* _TASK PROMPT_
Write out the entries again exactly as they are given.

* _MATERIAL PROVIDED_

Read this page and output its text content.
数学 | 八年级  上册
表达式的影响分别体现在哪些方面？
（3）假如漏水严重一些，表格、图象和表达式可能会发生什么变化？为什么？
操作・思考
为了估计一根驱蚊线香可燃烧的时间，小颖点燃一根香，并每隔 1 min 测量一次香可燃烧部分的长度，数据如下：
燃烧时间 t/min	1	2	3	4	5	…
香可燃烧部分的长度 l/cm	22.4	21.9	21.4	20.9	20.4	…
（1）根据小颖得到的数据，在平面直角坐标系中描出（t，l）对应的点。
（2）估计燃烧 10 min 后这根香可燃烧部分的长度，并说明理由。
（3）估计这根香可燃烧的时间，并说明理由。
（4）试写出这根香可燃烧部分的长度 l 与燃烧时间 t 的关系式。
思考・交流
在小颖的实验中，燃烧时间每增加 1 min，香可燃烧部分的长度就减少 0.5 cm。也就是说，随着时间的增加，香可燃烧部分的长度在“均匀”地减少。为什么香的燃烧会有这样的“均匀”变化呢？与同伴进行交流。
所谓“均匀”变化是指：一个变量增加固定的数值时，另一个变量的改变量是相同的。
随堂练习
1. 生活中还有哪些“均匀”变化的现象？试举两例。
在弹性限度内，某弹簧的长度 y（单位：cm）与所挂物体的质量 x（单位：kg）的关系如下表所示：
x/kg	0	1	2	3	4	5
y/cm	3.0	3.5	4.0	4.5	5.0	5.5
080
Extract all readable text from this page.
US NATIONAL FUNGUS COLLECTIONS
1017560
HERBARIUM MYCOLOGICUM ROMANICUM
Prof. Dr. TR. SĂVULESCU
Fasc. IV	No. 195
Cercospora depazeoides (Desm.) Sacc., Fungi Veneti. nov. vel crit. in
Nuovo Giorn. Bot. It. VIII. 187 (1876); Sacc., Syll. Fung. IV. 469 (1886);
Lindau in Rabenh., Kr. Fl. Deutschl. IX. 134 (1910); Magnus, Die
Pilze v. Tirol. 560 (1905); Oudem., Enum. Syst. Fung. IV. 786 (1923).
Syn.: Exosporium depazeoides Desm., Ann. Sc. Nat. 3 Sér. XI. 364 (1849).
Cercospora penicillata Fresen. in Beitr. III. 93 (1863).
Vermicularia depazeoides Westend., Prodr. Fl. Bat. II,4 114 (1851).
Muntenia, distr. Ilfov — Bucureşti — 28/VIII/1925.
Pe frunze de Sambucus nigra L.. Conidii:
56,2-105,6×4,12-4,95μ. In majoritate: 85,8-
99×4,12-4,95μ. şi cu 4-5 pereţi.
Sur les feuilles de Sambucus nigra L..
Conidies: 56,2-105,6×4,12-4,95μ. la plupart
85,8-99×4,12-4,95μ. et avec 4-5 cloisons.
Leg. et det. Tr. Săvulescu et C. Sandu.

* _TASK ANSWER_
Read this page and output its text content.
数学 | 八年级  上册
表达式的影响分别体现在哪些方面？
（3）假如漏水严重一些，表格、图象和表达式可能会发生什么变化？为什么？
操作・思考
为了估计一根驱蚊线香可燃烧的时间，小颖点燃一根香，并每隔 1 min 测量一次香可燃烧部分的长度，数据如下：
燃烧时间 t/min	1	2	3	4	5	…
香可燃烧部分的长度 l/cm	22.4	21.9	21.4	20.9	20.4	…
（1）根据小颖得到的数据，在平面直角坐标系中描出（t，l）对应的点。
（2）估计燃烧 10 min 后这根香可燃烧部分的长度，并说明理由。
（3）估计这根香可燃烧的时间，并说明理由。
（4）试写出这根香可燃烧部分的长度 l 与燃烧时间 t 的关系式。
思考・交流
在小颖的实验中，燃烧时间每增加 1 min，香可燃烧部分的长度就减少 0.5 cm。也就是说，随着时间的增加，香可燃烧部分的长度在“均匀”地减少。为什么香的燃烧会有这样的“均匀”变化呢？与同伴进行交流。
所谓“均匀”变化是指：一个变量增加固定的数值时，另一个变量的改变量是相同的。
随堂练习
1. 生活中还有哪些“均匀”变化的现象？试举两例。
在弹性限度内，某弹簧的长度 y（单位：cm）与所挂物体的质量 x（单位：kg）的关系如下表所示：
x/kg	0	1	2	3	4	5
y/cm	3.0	3.5	4.0	4.5	5.0	5.5
080
Extract all readable text from this page.
US NATIONAL FUNGUS COLLECTIONS
1017560
HERBARIUM MYCOLOGICUM ROMANICUM
Prof. Dr. TR. SĂVULESCU
Fasc. IV	No. 195
Cercospora depazeoides (Desm.) Sacc., Fungi Veneti. nov. vel crit. in
Nuovo Giorn. Bot. It. VIII. 187 (1876); Sacc., Syll. Fung. IV. 469 (1886);
Lindau in Rabenh., Kr. Fl. Deutschl. IX. 134 (1910); Magnus, Die
Pilze v. Tirol. 560 (1905); Oudem., Enum. Syst. Fung. IV. 786 (1923).
Syn.: Exosporium depazeoides Desm., Ann. Sc. Nat. 3 Sér. XI. 364 (1849).
Cercospora penicillata Fresen. in Beitr. III. 93 (1863).
Vermicularia depazeoides Westend., Prodr. Fl. Bat. II,4 114 (1851).
Muntenia, distr. Ilfov — Bucureşti — 28/VIII/1925.
Pe frunze de Sambucus nigra L.. Conidii:
56,2-105,6×4,12-4,95μ. In majoritate: 85,8-
99×4,12-4,95μ. şi cu 4-5 pereţi.
Sur les feuilles de Sambucus nigra L..
Conidies: 56,2-105,6×4,12-4,95μ. la plupart
85,8-99×4,12-4,95μ. et avec 4-5 cloisons.
Leg. et det. Tr. Săvulescu et C. Sandu.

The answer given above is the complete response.